Goal of the exercise: Write out exactly the lines from the one containing "What text is on this page?" through the last line of the records below, including both.

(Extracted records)

* START *

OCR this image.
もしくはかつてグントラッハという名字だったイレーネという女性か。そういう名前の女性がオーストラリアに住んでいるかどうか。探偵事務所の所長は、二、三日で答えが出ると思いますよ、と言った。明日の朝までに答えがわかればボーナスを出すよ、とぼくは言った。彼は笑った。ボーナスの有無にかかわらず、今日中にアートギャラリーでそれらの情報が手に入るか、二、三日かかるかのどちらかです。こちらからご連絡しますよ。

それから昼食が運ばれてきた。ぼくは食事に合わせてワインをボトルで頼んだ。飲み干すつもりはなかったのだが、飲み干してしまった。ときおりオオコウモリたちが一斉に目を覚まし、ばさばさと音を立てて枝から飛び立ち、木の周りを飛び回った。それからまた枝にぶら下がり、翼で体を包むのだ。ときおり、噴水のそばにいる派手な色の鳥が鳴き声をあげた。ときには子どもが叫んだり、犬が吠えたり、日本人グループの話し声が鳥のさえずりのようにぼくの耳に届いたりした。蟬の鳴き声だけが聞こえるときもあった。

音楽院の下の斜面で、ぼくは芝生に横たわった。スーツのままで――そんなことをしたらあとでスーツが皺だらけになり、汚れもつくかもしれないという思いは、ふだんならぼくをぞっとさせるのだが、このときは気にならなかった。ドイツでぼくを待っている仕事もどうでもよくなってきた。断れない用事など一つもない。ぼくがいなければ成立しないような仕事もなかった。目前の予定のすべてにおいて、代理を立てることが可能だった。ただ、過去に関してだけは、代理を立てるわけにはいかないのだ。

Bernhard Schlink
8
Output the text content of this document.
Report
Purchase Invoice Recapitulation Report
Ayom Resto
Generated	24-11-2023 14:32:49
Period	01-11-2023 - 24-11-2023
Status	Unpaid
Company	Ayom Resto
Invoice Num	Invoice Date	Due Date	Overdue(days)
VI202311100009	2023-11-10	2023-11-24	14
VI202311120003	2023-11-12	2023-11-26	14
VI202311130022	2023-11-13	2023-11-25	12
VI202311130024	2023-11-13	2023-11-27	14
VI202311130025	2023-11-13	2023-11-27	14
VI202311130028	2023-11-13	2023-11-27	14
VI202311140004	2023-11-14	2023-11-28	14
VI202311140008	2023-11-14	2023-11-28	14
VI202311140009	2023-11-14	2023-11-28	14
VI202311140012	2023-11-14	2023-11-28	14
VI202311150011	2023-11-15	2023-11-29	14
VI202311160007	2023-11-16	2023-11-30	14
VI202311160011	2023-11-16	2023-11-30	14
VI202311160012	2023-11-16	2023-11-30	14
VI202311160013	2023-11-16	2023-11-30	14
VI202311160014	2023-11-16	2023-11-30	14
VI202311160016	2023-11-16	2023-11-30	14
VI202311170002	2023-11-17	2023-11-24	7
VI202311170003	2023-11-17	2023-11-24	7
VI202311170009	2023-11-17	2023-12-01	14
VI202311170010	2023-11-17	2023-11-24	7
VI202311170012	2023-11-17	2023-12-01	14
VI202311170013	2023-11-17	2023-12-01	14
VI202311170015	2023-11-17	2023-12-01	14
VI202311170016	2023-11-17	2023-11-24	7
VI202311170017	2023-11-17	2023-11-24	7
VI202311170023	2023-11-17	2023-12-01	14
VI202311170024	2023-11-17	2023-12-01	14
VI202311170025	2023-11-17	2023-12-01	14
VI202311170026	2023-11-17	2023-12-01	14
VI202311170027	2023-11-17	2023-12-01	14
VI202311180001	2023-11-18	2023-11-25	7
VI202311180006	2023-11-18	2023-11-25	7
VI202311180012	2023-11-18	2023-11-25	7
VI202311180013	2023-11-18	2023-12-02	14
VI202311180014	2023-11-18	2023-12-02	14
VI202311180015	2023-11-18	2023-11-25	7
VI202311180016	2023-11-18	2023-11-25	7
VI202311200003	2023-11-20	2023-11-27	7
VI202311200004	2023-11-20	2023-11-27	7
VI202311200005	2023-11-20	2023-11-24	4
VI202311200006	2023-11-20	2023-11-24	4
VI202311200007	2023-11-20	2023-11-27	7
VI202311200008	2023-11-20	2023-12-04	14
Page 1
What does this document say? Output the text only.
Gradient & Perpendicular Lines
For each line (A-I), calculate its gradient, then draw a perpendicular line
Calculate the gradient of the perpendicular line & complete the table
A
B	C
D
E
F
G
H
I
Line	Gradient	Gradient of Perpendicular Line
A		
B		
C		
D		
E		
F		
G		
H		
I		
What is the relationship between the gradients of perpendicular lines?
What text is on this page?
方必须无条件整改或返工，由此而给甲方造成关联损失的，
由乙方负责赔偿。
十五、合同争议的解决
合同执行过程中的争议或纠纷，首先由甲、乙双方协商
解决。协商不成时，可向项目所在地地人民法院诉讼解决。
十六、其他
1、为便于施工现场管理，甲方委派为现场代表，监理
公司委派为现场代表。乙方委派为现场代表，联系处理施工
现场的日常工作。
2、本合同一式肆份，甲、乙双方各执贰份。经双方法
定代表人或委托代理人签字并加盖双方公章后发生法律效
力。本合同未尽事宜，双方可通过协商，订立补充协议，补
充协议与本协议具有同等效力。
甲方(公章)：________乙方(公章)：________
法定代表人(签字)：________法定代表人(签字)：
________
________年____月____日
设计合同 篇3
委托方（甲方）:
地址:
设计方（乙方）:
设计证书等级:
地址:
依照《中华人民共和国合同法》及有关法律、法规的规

* END *

Reply:
What text is on this page?
方必须无条件整改或返工，由此而给甲方造成关联损失的，
由乙方负责赔偿。
十五、合同争议的解决
合同执行过程中的争议或纠纷，首先由甲、乙双方协商
解决。协商不成时，可向项目所在地地人民法院诉讼解决。
十六、其他
1、为便于施工现场管理，甲方委派为现场代表，监理
公司委派为现场代表。乙方委派为现场代表，联系处理施工
现场的日常工作。
2、本合同一式肆份，甲、乙双方各执贰份。经双方法
定代表人或委托代理人签字并加盖双方公章后发生法律效
力。本合同未尽事宜，双方可通过协商，订立补充协议，补
充协议与本协议具有同等效力。
甲方(公章)：________乙方(公章)：________
法定代表人(签字)：________法定代表人(签字)：
________
________年____月____日
设计合同 篇3
委托方（甲方）:
地址:
设计方（乙方）:
设计证书等级:
地址:
依照《中华人民共和国合同法》及有关法律、法规的规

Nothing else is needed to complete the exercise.